**Problem description:** From the entries below, tally how many lines contain "Mayıs" and report only that figure.

==========

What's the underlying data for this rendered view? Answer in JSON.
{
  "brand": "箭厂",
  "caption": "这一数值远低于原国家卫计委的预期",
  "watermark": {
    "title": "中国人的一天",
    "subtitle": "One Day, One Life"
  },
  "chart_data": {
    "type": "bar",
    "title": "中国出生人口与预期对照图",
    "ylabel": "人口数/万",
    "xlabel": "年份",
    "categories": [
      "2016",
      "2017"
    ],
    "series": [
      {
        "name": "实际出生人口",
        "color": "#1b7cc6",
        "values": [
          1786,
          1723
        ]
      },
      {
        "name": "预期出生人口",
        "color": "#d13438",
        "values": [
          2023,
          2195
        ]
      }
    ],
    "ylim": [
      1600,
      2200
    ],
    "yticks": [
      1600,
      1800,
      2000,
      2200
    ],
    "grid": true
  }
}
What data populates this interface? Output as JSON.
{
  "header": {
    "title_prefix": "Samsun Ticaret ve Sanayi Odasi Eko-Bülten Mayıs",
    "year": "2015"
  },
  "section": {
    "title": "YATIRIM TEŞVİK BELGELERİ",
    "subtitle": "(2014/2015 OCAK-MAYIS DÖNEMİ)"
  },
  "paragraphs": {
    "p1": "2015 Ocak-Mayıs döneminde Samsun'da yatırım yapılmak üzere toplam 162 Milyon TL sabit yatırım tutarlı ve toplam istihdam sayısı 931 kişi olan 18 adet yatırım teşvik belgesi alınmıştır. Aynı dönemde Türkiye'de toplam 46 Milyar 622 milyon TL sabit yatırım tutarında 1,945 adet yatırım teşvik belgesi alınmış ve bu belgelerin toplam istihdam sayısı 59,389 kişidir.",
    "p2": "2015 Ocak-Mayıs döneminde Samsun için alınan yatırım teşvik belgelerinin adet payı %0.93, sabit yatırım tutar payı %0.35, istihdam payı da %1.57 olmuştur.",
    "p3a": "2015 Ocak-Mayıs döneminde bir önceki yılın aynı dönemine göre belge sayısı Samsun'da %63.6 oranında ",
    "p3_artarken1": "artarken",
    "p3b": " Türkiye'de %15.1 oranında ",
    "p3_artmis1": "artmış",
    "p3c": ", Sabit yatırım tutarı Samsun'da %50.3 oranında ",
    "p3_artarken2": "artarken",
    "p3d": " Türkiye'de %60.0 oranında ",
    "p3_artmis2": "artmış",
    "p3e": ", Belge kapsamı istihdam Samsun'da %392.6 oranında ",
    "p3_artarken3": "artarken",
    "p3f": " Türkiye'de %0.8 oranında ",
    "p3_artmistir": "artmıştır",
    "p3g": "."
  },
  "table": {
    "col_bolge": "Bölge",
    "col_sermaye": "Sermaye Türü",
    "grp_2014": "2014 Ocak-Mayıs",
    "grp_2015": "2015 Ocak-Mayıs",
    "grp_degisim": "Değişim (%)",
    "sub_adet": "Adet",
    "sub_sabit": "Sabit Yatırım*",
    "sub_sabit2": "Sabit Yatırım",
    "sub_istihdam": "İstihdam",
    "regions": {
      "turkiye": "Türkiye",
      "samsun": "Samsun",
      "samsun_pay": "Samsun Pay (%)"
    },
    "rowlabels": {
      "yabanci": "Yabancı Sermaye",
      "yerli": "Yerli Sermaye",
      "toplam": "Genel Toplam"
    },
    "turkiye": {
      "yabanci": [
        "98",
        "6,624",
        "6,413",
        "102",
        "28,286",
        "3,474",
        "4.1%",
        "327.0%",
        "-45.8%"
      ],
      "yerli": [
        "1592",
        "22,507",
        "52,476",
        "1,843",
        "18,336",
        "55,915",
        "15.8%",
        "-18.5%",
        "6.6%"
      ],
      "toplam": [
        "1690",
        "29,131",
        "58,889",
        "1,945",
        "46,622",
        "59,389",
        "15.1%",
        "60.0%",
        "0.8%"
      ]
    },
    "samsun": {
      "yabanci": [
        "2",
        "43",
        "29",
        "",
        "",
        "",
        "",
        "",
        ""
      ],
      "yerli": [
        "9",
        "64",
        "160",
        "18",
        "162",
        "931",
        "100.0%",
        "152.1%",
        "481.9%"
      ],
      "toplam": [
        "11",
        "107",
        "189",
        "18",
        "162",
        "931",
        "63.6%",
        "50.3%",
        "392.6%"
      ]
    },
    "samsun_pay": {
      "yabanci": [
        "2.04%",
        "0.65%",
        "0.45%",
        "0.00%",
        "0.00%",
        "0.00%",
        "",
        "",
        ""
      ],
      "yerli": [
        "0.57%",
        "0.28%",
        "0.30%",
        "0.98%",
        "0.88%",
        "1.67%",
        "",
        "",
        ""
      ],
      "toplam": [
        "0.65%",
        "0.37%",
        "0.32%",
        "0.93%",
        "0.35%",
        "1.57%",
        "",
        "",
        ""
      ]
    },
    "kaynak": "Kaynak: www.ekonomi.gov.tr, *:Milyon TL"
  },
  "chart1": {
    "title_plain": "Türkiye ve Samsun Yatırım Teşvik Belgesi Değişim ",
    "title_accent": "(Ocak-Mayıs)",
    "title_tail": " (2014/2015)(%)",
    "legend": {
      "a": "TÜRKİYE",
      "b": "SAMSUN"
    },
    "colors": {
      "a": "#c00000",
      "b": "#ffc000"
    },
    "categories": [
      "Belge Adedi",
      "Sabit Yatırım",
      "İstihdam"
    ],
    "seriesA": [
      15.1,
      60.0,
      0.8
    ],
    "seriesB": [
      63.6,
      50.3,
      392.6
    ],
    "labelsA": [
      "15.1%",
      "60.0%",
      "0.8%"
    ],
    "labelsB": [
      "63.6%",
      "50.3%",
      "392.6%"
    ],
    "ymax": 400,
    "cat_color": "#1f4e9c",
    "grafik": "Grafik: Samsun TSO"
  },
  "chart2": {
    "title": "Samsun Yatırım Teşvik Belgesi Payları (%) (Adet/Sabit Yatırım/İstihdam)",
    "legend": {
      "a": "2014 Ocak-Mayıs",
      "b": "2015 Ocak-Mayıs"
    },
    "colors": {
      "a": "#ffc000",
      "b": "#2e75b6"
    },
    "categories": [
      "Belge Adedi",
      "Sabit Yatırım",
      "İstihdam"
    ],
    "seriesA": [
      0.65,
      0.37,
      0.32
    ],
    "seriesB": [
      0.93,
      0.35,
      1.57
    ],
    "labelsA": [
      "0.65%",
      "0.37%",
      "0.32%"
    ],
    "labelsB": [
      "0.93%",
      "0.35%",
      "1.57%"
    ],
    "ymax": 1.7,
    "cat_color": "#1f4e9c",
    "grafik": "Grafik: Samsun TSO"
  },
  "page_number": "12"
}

==========

**Final result:** 9